Render the material again word for word, skipping the pictures in it.
--------
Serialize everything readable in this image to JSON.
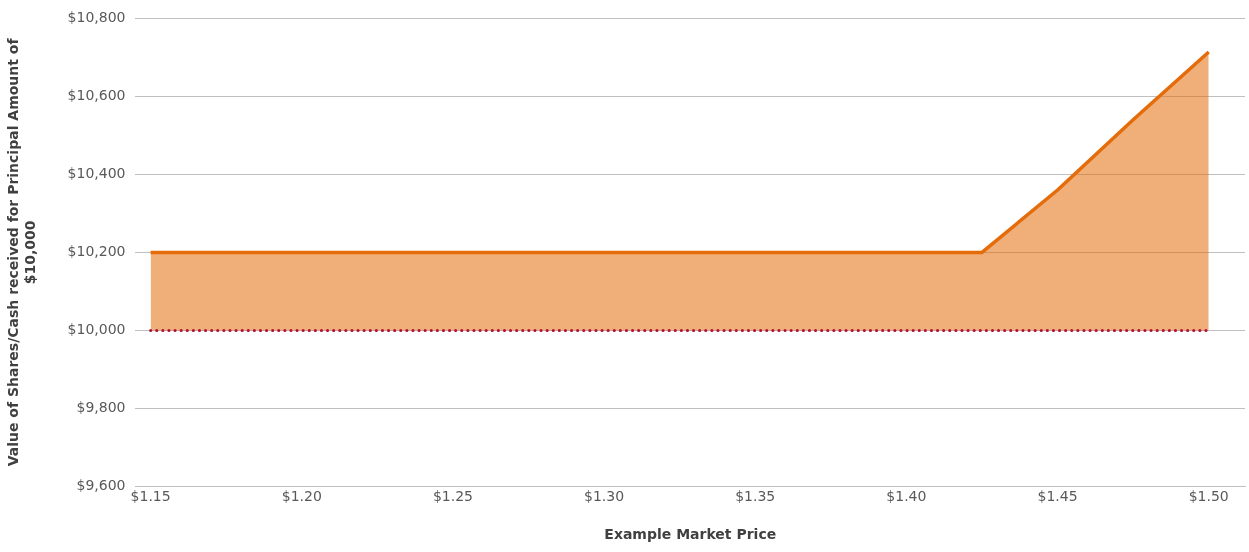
{
  "chart_data": {
    "type": "area",
    "xlabel": "Example Market Price",
    "ylabel": "Value of Shares/Cash received for Principal Amount of $10,000",
    "x": [
      1.15,
      1.2,
      1.25,
      1.3,
      1.35,
      1.4,
      1.425,
      1.45,
      1.475,
      1.5
    ],
    "series": [
      {
        "color": "#e46c0a",
        "values": [
          10200,
          10200,
          10200,
          10200,
          10200,
          10200,
          10200,
          10360,
          10540,
          10714
        ]
      }
    ],
    "xlim": [
      1.145,
      1.512
    ],
    "xticks": [
      {
        "value": 1.15,
        "label": "$1.15"
      },
      {
        "value": 1.2,
        "label": "$1.20"
      },
      {
        "value": 1.25,
        "label": "$1.25"
      },
      {
        "value": 1.3,
        "label": "$1.30"
      },
      {
        "value": 1.35,
        "label": "$1.35"
      },
      {
        "value": 1.4,
        "label": "$1.40"
      },
      {
        "value": 1.45,
        "label": "$1.45"
      },
      {
        "value": 1.5,
        "label": "$1.50"
      }
    ],
    "ylim": [
      9600,
      10800
    ],
    "yticks": [
      {
        "value": 9600,
        "label": "$9,600"
      },
      {
        "value": 9800,
        "label": "$9,800"
      },
      {
        "value": 10000,
        "label": "$10,000"
      },
      {
        "value": 10200,
        "label": "$10,200"
      },
      {
        "value": 10400,
        "label": "$10,400"
      },
      {
        "value": 10600,
        "label": "$10,600"
      },
      {
        "value": 10800,
        "label": "$10,800"
      }
    ],
    "ref_lines": [
      {
        "axis": "y",
        "value": 10000,
        "color": "#b0103a",
        "line_style": "dotted"
      }
    ],
    "grid": "y",
    "legend": false,
    "marker": "none",
    "line_style": "solid"
  }
}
--------
> [THE OUTPUT]
Serialize everything readable in this image to JSON.
{
  "chart_data": {
    "type": "area",
    "xlabel": "Example Market Price",
    "ylabel": "Value of Shares/Cash received for Principal Amount of $10,000",
    "x": [
      1.15,
      1.2,
      1.25,
      1.3,
      1.35,
      1.4,
      1.425,
      1.45,
      1.475,
      1.5
    ],
    "series": [
      {
        "color": "#e46c0a",
        "values": [
          10200,
          10200,
          10200,
          10200,
          10200,
          10200,
          10200,
          10360,
          10540,
          10714
        ]
      }
    ],
    "xlim": [
      1.145,
      1.512
    ],
    "xticks": [
      {
        "value": 1.15,
        "label": "$1.15"
      },
      {
        "value": 1.2,
        "label": "$1.20"
      },
      {
        "value": 1.25,
        "label": "$1.25"
      },
      {
        "value": 1.3,
        "label": "$1.30"
      },
      {
        "value": 1.35,
        "label": "$1.35"
      },
      {
        "value": 1.4,
        "label": "$1.40"
      },
      {
        "value": 1.45,
        "label": "$1.45"
      },
      {
        "value": 1.5,
        "label": "$1.50"
      }
    ],
    "ylim": [
      9600,
      10800
    ],
    "yticks": [
      {
        "value": 9600,
        "label": "$9,600"
      },
      {
        "value": 9800,
        "label": "$9,800"
      },
      {
        "value": 10000,
        "label": "$10,000"
      },
      {
        "value": 10200,
        "label": "$10,200"
      },
      {
        "value": 10400,
        "label": "$10,400"
      },
      {
        "value": 10600,
        "label": "$10,600"
      },
      {
        "value": 10800,
        "label": "$10,800"
      }
    ],
    "ref_lines": [
      {
        "axis": "y",
        "value": 10000,
        "color": "#b0103a",
        "line_style": "dotted"
      }
    ],
    "grid": "y",
    "legend": false,
    "marker": "none",
    "line_style": "solid"
  }
}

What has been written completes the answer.